*Problem*
Word for word, repeat each entry that follows.
*** Dataset records ***
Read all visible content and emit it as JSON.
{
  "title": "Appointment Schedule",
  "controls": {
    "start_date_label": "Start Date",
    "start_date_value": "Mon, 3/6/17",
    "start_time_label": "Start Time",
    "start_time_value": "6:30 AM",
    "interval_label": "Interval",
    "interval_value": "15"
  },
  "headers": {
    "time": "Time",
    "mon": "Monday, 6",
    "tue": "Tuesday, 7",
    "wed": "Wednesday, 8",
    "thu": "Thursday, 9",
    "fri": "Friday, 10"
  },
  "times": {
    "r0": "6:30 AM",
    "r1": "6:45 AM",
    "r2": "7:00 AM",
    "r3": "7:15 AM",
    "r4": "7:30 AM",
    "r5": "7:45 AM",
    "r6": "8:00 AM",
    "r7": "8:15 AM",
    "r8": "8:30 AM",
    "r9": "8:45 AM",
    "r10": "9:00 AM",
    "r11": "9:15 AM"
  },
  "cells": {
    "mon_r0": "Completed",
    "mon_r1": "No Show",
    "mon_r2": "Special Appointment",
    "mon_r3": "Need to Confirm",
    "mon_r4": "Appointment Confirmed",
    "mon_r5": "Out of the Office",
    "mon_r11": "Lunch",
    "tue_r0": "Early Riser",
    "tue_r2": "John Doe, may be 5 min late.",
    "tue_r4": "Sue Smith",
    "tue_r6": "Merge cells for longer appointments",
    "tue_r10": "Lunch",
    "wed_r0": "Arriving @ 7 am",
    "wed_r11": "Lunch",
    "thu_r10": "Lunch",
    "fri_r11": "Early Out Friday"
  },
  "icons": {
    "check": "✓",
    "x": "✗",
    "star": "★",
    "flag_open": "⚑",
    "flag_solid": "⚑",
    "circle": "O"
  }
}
***
*Output*
Read all visible content and emit it as JSON.
{
  "title": "Appointment Schedule",
  "controls": {
    "start_date_label": "Start Date",
    "start_date_value": "Mon, 3/6/17",
    "start_time_label": "Start Time",
    "start_time_value": "6:30 AM",
    "interval_label": "Interval",
    "interval_value": "15"
  },
  "headers": {
    "time": "Time",
    "mon": "Monday, 6",
    "tue": "Tuesday, 7",
    "wed": "Wednesday, 8",
    "thu": "Thursday, 9",
    "fri": "Friday, 10"
  },
  "times": {
    "r0": "6:30 AM",
    "r1": "6:45 AM",
    "r2": "7:00 AM",
    "r3": "7:15 AM",
    "r4": "7:30 AM",
    "r5": "7:45 AM",
    "r6": "8:00 AM",
    "r7": "8:15 AM",
    "r8": "8:30 AM",
    "r9": "8:45 AM",
    "r10": "9:00 AM",
    "r11": "9:15 AM"
  },
  "cells": {
    "mon_r0": "Completed",
    "mon_r1": "No Show",
    "mon_r2": "Special Appointment",
    "mon_r3": "Need to Confirm",
    "mon_r4": "Appointment Confirmed",
    "mon_r5": "Out of the Office",
    "mon_r11": "Lunch",
    "tue_r0": "Early Riser",
    "tue_r2": "John Doe, may be 5 min late.",
    "tue_r4": "Sue Smith",
    "tue_r6": "Merge cells for longer appointments",
    "tue_r10": "Lunch",
    "wed_r0": "Arriving @ 7 am",
    "wed_r11": "Lunch",
    "thu_r10": "Lunch",
    "fri_r11": "Early Out Friday"
  },
  "icons": {
    "check": "✓",
    "x": "✗",
    "star": "★",
    "flag_open": "⚑",
    "flag_solid": "⚑",
    "circle": "O"
  }
}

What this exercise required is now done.